__Required work__:
Pick every line from the data that holds the word "type".

* begin Supplied data *

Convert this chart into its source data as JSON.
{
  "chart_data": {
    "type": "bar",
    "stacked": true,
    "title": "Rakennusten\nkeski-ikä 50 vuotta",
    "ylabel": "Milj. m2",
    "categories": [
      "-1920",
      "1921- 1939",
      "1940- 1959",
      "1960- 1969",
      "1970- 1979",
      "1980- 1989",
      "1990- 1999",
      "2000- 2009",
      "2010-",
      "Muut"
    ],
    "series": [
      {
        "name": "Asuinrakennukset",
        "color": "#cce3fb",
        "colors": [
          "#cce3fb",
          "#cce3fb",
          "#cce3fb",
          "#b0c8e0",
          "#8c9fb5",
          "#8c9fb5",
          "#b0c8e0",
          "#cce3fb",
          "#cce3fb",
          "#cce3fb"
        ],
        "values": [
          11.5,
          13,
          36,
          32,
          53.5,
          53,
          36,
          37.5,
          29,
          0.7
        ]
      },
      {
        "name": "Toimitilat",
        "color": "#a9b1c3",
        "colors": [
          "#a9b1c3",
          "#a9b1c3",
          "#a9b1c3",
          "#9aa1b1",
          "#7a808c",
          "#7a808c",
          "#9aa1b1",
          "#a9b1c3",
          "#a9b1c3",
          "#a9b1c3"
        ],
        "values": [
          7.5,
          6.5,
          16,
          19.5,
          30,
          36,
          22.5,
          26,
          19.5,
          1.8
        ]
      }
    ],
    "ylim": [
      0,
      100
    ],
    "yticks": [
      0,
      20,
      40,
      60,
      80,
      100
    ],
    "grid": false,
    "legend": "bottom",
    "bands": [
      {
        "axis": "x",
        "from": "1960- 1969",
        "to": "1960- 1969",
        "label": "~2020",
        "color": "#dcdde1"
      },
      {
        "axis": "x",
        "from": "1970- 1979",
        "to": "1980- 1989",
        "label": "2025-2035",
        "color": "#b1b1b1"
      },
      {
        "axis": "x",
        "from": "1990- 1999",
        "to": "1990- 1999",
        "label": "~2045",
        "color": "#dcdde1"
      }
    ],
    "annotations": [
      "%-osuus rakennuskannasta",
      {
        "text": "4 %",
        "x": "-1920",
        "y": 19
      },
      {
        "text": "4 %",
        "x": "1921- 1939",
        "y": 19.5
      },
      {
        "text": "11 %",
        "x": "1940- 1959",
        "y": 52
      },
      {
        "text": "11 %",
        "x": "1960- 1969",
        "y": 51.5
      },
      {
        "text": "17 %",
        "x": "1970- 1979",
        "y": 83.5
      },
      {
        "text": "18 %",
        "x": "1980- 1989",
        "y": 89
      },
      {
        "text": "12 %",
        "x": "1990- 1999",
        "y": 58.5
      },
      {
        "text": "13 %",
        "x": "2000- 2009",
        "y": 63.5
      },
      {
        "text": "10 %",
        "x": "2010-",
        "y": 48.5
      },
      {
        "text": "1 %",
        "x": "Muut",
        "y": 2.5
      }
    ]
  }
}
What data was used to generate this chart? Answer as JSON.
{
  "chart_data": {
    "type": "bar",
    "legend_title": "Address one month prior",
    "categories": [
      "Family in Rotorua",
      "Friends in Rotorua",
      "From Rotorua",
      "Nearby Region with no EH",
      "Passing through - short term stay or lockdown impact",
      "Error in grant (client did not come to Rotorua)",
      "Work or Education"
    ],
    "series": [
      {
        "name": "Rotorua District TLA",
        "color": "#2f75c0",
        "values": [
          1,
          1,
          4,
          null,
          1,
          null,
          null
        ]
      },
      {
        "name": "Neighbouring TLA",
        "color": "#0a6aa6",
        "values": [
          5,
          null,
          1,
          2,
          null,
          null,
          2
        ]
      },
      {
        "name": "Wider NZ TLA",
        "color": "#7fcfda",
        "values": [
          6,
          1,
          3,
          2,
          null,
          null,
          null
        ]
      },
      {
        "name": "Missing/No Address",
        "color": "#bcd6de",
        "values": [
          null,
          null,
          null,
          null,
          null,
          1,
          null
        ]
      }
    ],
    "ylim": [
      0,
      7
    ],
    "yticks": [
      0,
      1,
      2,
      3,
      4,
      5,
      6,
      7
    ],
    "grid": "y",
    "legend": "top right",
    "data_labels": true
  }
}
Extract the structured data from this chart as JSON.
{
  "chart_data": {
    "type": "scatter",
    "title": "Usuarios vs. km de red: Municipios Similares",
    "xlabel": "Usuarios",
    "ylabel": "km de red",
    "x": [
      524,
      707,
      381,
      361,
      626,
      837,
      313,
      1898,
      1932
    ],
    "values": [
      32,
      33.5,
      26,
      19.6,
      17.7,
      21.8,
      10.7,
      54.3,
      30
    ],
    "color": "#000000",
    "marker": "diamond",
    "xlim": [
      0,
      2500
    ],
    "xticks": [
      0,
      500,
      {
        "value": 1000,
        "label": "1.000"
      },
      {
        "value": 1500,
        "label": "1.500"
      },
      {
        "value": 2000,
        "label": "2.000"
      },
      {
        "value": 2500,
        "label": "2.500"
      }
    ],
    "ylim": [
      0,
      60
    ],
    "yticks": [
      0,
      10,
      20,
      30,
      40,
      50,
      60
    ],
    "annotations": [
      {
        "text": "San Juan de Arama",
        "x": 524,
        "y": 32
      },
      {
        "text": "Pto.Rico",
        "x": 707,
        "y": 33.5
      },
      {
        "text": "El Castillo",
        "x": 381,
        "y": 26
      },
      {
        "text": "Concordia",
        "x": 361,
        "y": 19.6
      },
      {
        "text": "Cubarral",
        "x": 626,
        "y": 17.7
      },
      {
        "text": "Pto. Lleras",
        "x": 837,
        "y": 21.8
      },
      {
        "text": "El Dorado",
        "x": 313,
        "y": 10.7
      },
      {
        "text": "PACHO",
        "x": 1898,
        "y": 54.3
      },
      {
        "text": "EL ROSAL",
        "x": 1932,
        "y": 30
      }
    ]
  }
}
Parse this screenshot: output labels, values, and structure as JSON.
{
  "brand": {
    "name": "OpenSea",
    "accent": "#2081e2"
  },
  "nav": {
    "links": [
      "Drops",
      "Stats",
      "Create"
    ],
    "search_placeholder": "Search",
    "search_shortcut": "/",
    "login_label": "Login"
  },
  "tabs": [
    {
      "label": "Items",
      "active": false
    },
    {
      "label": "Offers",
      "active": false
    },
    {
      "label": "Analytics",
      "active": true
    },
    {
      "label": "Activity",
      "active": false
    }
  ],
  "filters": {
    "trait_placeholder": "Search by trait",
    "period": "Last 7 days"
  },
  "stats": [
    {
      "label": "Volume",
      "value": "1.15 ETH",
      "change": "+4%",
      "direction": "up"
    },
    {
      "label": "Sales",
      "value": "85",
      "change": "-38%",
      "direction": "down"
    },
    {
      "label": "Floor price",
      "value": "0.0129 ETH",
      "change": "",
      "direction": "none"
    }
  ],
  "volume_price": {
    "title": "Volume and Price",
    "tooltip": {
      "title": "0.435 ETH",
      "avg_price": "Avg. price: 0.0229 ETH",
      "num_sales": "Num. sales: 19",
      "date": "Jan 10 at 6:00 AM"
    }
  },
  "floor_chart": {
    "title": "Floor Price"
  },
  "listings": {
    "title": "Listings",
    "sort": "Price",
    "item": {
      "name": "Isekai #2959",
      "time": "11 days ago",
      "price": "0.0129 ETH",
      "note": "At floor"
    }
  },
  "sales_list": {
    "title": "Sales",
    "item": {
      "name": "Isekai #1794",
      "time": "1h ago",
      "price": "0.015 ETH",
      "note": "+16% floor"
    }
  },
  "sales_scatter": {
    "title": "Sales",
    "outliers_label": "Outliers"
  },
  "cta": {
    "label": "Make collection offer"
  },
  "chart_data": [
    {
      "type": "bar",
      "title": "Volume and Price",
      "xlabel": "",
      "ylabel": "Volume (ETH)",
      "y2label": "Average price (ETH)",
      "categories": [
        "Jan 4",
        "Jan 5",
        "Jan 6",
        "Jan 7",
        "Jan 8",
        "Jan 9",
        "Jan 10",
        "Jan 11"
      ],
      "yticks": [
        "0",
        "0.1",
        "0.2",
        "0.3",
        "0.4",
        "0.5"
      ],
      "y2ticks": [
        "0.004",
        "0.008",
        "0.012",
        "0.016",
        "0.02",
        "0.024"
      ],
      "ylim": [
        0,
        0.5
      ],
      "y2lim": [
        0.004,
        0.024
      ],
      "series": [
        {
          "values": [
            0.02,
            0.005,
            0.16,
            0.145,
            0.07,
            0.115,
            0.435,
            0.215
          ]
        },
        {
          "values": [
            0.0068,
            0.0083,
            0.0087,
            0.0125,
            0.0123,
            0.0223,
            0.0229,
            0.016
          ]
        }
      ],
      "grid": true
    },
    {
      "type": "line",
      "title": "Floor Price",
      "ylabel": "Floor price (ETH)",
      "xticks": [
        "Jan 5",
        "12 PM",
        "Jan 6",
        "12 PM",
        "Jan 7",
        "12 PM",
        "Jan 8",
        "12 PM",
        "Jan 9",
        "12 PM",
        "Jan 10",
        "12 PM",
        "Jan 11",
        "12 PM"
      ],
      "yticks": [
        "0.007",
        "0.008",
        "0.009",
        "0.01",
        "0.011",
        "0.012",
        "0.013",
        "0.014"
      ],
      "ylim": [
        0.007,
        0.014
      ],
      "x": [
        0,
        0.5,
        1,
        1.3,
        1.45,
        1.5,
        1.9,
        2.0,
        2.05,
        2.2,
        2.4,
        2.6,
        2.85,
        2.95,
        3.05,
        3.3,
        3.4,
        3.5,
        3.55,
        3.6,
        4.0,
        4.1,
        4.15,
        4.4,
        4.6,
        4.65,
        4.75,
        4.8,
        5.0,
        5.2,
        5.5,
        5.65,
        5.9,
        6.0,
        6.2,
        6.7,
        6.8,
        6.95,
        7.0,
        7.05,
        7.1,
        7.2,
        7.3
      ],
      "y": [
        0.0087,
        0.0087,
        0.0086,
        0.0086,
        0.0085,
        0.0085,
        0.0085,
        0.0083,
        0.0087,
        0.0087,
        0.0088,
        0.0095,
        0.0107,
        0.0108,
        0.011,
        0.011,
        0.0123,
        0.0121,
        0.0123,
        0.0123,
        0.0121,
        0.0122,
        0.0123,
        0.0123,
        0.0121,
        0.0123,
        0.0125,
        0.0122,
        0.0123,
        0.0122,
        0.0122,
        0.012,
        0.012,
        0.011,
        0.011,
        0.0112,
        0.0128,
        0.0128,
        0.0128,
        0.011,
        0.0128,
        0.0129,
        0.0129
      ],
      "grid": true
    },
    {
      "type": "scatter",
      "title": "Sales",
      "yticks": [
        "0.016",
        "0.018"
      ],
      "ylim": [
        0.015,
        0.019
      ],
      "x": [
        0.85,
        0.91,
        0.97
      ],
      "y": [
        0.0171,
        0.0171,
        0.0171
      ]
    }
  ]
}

* end Supplied data *

__Completed task__:
    "type": "bar",
    "type": "bar",
    "type": "scatter",
      "type": "bar",
      "type": "line",
      "type": "scatter",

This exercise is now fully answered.